**Goal**
Copy the lines of the material below verbatim, from the line with "List all visible" up to and including the line with "figure-container: TheBottleneck.com (0, 0, 800, 800)".

**Data in this exercise**
______________________________

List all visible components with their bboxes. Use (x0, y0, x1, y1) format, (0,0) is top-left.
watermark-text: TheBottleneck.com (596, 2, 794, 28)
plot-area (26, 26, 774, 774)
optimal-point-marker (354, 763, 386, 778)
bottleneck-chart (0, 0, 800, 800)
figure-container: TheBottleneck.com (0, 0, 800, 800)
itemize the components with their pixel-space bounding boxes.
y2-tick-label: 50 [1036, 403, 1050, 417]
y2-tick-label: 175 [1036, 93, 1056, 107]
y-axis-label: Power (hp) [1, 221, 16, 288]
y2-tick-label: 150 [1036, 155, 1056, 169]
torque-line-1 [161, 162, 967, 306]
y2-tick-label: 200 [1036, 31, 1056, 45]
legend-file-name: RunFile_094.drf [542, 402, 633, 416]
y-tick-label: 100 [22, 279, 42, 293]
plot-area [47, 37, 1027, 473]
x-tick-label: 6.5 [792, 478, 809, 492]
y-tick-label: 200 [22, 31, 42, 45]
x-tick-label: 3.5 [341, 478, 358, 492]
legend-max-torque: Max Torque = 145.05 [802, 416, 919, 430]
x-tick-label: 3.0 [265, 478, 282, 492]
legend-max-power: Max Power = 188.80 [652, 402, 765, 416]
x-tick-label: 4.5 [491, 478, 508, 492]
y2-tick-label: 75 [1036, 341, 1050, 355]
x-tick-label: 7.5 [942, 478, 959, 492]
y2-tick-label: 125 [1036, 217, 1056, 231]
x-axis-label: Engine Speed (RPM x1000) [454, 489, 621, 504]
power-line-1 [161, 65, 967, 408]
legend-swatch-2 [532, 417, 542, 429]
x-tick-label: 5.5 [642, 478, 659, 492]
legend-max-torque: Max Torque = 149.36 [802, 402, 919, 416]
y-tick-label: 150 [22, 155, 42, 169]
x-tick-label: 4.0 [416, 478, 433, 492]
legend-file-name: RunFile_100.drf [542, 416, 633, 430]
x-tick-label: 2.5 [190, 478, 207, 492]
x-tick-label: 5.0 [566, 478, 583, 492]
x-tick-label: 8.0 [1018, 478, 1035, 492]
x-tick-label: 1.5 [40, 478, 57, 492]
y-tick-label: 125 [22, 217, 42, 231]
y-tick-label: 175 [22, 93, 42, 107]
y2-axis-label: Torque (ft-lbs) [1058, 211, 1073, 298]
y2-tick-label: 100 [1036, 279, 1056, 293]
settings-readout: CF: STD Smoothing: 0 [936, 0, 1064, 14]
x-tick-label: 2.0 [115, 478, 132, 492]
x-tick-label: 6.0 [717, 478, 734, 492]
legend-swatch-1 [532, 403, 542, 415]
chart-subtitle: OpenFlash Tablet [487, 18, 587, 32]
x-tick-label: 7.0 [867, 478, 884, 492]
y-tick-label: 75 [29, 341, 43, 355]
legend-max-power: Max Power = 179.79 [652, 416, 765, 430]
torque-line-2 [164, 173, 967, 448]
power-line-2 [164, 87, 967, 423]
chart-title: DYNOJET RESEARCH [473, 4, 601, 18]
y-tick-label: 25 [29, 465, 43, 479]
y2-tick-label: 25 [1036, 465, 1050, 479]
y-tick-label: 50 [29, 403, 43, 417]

______________________________

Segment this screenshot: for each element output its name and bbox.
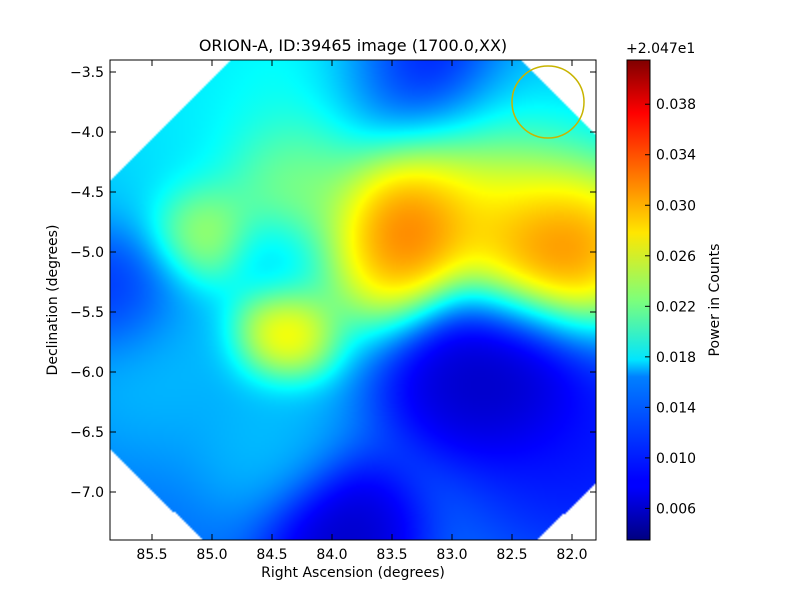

______________________________

**Answer for the task**
List all visible components with their bboxes. Use (x0, y0, x1, y1) format, (0,0) is top-left.
watermark-text: TheBottleneck.com (596, 2, 794, 28)
plot-area (26, 26, 774, 774)
optimal-point-marker (354, 763, 386, 778)
bottleneck-chart (0, 0, 800, 800)
figure-container: TheBottleneck.com (0, 0, 800, 800)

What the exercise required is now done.